[Dataset excerpts]
++++++++

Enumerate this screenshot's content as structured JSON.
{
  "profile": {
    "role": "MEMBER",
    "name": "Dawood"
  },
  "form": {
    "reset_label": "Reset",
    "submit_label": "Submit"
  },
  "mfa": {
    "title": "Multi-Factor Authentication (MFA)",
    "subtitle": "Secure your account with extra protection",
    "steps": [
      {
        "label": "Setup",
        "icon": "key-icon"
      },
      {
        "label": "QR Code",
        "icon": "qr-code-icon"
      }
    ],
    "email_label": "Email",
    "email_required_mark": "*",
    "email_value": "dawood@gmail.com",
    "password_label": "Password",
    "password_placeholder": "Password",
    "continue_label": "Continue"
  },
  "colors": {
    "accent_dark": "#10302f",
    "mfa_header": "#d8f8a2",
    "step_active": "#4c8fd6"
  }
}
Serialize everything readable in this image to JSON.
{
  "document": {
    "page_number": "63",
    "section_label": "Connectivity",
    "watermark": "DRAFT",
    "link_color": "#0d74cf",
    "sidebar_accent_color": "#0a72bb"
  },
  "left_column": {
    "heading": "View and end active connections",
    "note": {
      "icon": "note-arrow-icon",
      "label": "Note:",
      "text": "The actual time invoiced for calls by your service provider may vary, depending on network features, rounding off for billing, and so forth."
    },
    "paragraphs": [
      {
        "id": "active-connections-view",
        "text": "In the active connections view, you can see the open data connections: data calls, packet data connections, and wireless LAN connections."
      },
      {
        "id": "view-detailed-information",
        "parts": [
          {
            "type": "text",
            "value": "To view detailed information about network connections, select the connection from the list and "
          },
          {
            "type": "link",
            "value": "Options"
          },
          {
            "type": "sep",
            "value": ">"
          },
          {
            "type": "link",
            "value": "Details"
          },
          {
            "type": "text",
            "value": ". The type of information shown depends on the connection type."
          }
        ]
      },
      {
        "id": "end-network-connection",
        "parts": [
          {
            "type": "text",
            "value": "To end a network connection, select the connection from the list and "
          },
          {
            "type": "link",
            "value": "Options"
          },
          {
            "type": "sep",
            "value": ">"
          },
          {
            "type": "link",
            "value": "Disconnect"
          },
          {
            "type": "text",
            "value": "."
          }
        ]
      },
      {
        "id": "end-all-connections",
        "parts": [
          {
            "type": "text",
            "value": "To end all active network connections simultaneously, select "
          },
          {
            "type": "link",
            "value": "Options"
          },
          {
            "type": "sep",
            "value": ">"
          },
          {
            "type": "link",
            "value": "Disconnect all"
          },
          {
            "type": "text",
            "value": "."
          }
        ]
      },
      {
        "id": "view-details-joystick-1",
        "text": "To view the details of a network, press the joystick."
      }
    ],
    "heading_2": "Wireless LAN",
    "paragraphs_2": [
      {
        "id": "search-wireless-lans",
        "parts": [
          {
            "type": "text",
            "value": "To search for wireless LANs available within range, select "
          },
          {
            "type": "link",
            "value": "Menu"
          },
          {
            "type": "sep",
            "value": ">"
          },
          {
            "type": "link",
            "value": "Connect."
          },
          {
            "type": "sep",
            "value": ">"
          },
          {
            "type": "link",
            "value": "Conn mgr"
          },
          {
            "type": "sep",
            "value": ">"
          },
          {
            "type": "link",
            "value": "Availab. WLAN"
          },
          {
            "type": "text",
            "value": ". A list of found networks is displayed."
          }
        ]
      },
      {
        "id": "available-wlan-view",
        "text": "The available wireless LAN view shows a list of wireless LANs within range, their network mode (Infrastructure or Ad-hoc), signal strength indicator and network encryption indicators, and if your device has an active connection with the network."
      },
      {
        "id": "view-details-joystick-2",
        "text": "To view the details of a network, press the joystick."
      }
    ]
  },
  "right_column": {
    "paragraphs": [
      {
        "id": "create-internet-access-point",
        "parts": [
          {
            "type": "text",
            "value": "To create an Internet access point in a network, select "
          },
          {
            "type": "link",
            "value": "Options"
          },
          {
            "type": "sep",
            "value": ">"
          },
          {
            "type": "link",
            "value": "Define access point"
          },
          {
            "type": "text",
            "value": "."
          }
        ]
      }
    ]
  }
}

++++++++

Find every line that holds "Disconnect" and copy it.

* IN RESPONSE:
            "value": "Disconnect"
            "value": "Disconnect all"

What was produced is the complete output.